* _Do this_: Give the data again exactly as written, skipping any pictures.

***** Data for this exercise

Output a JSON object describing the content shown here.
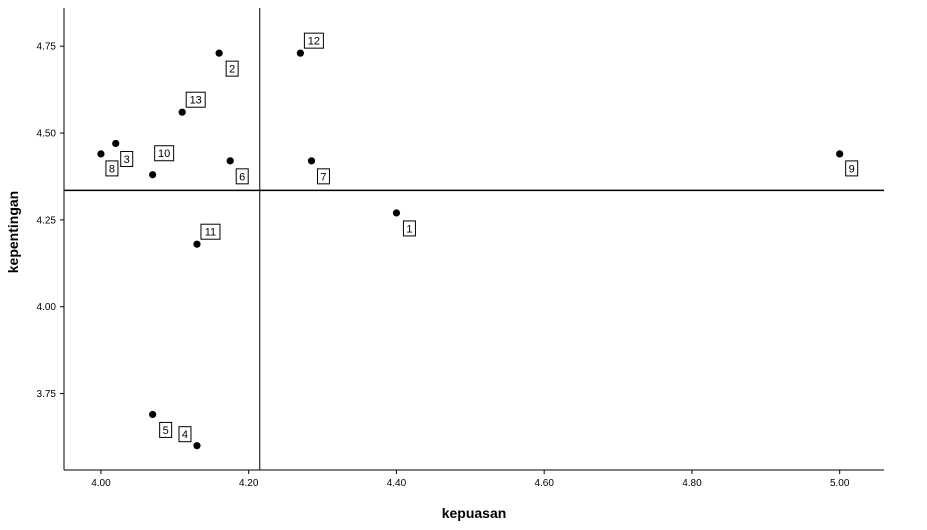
{
  "chart_data": {
    "type": "scatter",
    "xlabel": "kepuasan",
    "ylabel": "kepentingan",
    "xlim": [
      3.95,
      5.06
    ],
    "ylim": [
      3.53,
      4.86
    ],
    "x_ticks": [
      "4.00",
      "4.20",
      "4.40",
      "4.60",
      "4.80",
      "5.00"
    ],
    "y_ticks": [
      "3.75",
      "4.00",
      "4.25",
      "4.50",
      "4.75"
    ],
    "reference_lines": {
      "x": 4.215,
      "y": 4.335
    },
    "points": [
      {
        "label": "1",
        "x": 4.4,
        "y": 4.27
      },
      {
        "label": "2",
        "x": 4.16,
        "y": 4.73
      },
      {
        "label": "3",
        "x": 4.02,
        "y": 4.47
      },
      {
        "label": "4",
        "x": 4.13,
        "y": 3.6
      },
      {
        "label": "5",
        "x": 4.07,
        "y": 3.69
      },
      {
        "label": "6",
        "x": 4.175,
        "y": 4.42
      },
      {
        "label": "7",
        "x": 4.285,
        "y": 4.42
      },
      {
        "label": "8",
        "x": 4.0,
        "y": 4.44
      },
      {
        "label": "9",
        "x": 5.0,
        "y": 4.44
      },
      {
        "label": "10",
        "x": 4.07,
        "y": 4.38
      },
      {
        "label": "11",
        "x": 4.13,
        "y": 4.18
      },
      {
        "label": "12",
        "x": 4.27,
        "y": 4.73
      },
      {
        "label": "13",
        "x": 4.11,
        "y": 4.56
      }
    ],
    "grid": false,
    "legend": "none"
  }
}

**********

* _Result of this exercise_:
Output a JSON object describing the content shown here.
{
  "chart_data": {
    "type": "scatter",
    "xlabel": "kepuasan",
    "ylabel": "kepentingan",
    "xlim": [
      3.95,
      5.06
    ],
    "ylim": [
      3.53,
      4.86
    ],
    "x_ticks": [
      "4.00",
      "4.20",
      "4.40",
      "4.60",
      "4.80",
      "5.00"
    ],
    "y_ticks": [
      "3.75",
      "4.00",
      "4.25",
      "4.50",
      "4.75"
    ],
    "reference_lines": {
      "x": 4.215,
      "y": 4.335
    },
    "points": [
      {
        "label": "1",
        "x": 4.4,
        "y": 4.27
      },
      {
        "label": "2",
        "x": 4.16,
        "y": 4.73
      },
      {
        "label": "3",
        "x": 4.02,
        "y": 4.47
      },
      {
        "label": "4",
        "x": 4.13,
        "y": 3.6
      },
      {
        "label": "5",
        "x": 4.07,
        "y": 3.69
      },
      {
        "label": "6",
        "x": 4.175,
        "y": 4.42
      },
      {
        "label": "7",
        "x": 4.285,
        "y": 4.42
      },
      {
        "label": "8",
        "x": 4.0,
        "y": 4.44
      },
      {
        "label": "9",
        "x": 5.0,
        "y": 4.44
      },
      {
        "label": "10",
        "x": 4.07,
        "y": 4.38
      },
      {
        "label": "11",
        "x": 4.13,
        "y": 4.18
      },
      {
        "label": "12",
        "x": 4.27,
        "y": 4.73
      },
      {
        "label": "13",
        "x": 4.11,
        "y": 4.56
      }
    ],
    "grid": false,
    "legend": "none"
  }
}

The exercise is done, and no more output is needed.